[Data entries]
<<<<

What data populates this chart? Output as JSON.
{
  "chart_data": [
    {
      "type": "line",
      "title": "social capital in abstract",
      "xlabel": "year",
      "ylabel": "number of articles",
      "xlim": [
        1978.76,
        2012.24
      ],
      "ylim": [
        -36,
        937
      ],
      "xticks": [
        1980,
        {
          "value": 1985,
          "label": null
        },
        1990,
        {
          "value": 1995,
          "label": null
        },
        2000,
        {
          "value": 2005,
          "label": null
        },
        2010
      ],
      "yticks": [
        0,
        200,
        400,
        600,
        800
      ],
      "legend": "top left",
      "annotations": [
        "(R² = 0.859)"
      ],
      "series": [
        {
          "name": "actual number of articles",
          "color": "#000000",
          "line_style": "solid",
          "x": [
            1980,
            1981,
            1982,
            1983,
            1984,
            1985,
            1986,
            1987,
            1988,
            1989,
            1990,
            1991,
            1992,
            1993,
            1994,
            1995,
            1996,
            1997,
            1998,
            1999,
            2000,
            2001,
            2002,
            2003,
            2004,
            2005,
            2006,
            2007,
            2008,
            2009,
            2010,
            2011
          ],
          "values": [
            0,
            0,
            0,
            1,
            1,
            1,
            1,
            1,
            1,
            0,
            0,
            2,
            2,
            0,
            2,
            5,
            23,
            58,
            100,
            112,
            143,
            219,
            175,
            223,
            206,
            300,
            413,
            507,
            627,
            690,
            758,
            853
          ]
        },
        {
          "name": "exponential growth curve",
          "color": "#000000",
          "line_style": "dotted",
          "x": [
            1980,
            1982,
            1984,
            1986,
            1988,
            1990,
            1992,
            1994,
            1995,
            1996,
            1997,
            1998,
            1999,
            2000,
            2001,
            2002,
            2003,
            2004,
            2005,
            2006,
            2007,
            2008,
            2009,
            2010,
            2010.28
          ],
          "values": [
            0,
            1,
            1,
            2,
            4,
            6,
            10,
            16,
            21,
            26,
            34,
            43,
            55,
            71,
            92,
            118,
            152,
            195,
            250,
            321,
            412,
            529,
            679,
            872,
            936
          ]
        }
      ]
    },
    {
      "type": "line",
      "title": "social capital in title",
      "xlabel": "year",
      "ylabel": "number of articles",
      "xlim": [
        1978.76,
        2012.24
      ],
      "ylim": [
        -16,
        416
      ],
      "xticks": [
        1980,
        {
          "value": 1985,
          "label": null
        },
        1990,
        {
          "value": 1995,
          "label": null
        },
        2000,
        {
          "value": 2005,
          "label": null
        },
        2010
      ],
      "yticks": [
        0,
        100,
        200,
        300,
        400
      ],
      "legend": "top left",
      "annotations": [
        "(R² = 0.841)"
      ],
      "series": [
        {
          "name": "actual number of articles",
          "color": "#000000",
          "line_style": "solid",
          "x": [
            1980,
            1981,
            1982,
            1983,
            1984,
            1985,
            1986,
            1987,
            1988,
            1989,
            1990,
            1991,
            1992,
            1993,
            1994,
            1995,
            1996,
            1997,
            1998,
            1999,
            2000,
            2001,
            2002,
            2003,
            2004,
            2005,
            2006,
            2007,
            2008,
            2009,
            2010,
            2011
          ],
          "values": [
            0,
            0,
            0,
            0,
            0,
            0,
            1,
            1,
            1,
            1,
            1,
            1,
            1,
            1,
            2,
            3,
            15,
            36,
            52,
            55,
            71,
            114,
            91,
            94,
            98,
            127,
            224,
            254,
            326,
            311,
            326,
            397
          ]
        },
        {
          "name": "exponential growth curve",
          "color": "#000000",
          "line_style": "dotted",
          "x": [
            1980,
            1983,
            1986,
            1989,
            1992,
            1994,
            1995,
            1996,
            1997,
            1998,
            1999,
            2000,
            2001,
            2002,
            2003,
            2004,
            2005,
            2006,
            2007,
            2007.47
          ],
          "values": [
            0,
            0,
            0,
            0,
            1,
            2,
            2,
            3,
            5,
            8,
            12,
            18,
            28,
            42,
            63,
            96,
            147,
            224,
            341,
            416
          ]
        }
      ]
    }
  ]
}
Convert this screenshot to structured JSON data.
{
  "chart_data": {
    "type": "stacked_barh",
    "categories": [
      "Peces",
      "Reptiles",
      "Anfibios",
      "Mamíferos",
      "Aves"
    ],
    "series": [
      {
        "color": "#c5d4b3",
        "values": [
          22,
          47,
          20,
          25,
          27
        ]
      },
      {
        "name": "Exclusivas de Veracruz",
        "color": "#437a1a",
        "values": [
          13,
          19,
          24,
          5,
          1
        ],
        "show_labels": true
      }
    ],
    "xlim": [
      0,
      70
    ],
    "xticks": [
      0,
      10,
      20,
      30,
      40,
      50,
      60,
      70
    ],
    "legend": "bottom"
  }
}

>>>>

◆ To do ◆
What is the number of lines in the records above that include the word "title"? Reply with that number and nothing more.

◆ Response below ◆
2